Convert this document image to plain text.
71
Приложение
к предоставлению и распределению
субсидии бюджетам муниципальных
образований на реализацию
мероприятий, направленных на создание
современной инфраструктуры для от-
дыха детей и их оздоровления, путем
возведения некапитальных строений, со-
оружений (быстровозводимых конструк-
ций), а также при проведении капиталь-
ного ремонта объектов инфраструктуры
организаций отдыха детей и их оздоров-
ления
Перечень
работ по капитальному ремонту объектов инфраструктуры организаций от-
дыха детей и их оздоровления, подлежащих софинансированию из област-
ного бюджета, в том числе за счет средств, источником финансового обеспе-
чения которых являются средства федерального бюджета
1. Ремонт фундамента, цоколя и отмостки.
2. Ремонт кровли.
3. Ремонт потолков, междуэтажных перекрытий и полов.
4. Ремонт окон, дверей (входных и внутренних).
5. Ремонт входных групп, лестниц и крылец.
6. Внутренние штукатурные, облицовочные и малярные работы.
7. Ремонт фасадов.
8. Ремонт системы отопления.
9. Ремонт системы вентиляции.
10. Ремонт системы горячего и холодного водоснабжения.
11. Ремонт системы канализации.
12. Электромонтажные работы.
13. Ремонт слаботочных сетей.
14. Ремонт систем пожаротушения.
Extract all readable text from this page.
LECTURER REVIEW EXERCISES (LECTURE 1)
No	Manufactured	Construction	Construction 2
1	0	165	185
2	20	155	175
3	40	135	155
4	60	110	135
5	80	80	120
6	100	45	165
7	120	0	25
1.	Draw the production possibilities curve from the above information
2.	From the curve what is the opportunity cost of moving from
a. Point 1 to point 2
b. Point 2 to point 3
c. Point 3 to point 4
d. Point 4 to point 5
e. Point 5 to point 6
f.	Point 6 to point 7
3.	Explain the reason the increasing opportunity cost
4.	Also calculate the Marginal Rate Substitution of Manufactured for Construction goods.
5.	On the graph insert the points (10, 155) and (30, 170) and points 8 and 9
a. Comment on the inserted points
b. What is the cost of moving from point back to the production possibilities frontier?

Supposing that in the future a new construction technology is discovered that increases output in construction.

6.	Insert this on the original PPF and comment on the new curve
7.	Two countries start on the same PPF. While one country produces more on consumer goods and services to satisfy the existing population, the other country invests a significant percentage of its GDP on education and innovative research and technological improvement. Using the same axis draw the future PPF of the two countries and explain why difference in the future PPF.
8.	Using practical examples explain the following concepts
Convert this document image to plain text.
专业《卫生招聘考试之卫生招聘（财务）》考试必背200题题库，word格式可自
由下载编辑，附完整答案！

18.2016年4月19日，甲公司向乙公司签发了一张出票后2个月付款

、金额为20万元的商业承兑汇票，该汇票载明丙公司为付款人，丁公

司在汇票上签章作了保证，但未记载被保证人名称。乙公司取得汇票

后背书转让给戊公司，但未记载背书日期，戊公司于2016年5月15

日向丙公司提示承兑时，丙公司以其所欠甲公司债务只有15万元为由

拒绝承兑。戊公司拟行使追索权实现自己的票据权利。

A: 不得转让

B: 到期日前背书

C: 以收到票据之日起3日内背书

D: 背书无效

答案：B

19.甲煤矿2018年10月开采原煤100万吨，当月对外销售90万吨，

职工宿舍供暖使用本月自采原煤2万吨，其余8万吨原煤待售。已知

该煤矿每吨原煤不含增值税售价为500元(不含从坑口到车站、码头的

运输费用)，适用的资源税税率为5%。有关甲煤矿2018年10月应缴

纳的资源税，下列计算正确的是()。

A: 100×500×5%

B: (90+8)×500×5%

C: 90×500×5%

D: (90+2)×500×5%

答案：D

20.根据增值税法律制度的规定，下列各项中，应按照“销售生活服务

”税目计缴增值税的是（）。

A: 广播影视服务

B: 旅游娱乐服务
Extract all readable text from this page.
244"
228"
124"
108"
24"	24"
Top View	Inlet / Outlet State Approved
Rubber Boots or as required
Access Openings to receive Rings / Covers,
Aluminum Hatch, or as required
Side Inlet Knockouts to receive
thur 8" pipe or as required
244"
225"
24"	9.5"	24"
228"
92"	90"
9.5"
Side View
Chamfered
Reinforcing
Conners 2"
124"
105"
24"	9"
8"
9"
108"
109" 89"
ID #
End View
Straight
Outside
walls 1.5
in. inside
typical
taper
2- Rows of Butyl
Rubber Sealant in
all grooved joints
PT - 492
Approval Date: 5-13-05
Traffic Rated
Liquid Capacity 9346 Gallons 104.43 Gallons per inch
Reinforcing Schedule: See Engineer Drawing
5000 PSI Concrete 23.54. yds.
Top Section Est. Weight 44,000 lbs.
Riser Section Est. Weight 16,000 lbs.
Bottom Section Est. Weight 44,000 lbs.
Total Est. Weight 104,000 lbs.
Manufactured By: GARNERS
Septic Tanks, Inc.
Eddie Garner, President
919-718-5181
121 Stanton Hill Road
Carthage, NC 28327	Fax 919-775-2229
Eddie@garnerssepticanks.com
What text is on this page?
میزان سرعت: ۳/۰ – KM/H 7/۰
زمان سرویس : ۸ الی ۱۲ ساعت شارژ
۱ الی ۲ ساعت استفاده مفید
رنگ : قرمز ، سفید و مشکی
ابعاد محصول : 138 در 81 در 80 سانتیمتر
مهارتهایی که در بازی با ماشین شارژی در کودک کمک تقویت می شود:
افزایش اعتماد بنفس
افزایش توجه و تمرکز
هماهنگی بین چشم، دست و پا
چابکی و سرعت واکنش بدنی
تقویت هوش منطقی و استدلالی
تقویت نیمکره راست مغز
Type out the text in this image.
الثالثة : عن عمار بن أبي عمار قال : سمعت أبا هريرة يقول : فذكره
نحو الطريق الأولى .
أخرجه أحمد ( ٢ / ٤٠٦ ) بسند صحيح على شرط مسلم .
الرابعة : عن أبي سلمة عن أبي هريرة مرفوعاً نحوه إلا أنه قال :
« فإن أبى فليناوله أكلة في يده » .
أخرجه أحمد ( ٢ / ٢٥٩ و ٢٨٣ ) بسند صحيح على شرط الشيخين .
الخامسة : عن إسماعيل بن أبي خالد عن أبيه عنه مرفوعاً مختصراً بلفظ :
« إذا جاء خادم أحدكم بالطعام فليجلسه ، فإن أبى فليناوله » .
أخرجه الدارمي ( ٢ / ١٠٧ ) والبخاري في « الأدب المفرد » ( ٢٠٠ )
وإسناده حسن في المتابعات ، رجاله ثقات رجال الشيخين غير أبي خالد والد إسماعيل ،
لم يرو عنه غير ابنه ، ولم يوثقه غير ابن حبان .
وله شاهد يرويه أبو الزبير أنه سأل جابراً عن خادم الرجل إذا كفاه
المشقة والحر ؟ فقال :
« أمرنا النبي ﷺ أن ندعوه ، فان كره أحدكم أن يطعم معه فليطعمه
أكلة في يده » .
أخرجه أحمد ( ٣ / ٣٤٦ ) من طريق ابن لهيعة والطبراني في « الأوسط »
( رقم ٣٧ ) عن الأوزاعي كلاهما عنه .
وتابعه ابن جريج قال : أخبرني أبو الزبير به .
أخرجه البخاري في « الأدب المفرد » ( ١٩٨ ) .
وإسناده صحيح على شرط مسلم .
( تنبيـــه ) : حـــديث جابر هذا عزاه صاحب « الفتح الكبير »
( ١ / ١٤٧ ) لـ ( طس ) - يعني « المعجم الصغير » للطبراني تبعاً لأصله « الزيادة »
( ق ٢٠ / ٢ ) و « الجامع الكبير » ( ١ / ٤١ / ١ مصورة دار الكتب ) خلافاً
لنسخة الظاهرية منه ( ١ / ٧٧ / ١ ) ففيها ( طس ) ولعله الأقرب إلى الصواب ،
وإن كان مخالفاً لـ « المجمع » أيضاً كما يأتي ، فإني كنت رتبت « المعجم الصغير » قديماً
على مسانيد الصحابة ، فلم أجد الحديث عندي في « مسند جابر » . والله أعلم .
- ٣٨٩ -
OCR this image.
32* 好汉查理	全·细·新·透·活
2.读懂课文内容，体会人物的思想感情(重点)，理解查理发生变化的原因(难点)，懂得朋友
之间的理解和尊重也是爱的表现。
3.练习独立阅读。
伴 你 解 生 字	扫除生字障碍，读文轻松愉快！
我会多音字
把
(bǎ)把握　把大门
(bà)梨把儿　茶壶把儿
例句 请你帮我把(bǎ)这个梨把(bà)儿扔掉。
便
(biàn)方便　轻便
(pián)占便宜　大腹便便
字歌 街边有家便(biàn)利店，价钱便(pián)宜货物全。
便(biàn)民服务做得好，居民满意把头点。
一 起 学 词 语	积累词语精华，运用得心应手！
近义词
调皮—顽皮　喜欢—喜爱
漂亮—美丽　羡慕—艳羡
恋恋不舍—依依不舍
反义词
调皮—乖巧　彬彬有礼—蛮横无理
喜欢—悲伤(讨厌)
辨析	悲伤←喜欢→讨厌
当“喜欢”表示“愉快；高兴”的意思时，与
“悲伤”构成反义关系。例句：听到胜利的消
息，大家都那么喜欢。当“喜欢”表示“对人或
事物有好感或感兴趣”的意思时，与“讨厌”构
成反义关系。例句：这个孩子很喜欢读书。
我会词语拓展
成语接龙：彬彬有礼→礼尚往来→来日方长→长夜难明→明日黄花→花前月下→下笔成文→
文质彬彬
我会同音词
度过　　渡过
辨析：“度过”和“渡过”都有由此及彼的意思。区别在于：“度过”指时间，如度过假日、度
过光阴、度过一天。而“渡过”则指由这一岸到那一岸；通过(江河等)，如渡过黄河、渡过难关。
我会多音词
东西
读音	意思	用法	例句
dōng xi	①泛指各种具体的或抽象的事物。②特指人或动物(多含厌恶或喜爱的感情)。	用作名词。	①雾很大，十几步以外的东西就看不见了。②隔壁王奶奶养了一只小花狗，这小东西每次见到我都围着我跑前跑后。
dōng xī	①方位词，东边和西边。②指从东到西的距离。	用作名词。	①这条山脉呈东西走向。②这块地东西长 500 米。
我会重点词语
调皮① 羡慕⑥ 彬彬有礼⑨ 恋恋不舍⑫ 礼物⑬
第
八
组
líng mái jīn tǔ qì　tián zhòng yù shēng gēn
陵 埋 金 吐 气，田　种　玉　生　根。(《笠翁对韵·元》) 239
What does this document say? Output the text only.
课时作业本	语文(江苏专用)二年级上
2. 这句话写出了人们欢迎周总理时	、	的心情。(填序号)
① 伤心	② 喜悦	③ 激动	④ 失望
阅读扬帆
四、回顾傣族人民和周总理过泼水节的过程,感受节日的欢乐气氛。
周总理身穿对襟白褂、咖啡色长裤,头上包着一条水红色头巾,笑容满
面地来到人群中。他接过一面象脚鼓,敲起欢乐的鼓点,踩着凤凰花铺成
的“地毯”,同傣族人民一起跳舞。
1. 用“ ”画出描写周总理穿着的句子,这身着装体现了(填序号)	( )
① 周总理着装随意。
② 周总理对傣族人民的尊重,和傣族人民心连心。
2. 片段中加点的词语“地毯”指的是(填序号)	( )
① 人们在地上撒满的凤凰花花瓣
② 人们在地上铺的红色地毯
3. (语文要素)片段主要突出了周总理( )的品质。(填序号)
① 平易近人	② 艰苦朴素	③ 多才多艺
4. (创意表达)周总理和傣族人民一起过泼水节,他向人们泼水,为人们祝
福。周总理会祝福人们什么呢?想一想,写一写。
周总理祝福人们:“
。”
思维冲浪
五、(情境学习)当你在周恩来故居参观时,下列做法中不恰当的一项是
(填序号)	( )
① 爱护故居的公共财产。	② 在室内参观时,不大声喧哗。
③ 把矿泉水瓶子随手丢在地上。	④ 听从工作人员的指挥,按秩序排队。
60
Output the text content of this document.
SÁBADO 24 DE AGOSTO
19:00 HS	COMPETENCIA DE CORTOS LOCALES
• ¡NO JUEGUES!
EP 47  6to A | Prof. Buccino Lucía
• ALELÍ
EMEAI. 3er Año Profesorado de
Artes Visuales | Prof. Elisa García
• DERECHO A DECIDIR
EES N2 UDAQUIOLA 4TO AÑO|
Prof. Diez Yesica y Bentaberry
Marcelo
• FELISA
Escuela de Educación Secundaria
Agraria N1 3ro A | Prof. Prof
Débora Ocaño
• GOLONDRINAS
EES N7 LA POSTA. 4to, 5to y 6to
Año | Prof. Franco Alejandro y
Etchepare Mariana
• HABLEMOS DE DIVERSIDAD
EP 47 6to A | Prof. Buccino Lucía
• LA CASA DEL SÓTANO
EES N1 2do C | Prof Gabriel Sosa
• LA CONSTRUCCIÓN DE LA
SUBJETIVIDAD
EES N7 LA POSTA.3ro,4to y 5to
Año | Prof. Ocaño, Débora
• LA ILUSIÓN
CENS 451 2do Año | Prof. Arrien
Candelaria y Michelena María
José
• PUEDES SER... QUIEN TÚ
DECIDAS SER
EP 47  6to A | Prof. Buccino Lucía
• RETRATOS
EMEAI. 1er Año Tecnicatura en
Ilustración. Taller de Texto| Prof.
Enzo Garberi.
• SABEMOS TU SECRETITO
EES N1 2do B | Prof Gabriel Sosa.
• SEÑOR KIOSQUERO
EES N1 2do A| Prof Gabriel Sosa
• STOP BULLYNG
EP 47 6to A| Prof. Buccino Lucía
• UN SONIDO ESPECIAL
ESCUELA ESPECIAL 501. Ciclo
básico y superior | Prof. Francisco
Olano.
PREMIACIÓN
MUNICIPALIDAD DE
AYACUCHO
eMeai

WHAT YOU SHOULD DO -> Check every line of the data above for the string "هريرة", and copy those that have it.

ANSWER TO THIS TASK ->
الثالثة : عن عمار بن أبي عمار قال : سمعت أبا هريرة يقول : فذكره
الرابعة : عن أبي سلمة عن أبي هريرة مرفوعاً نحوه إلا أنه قال :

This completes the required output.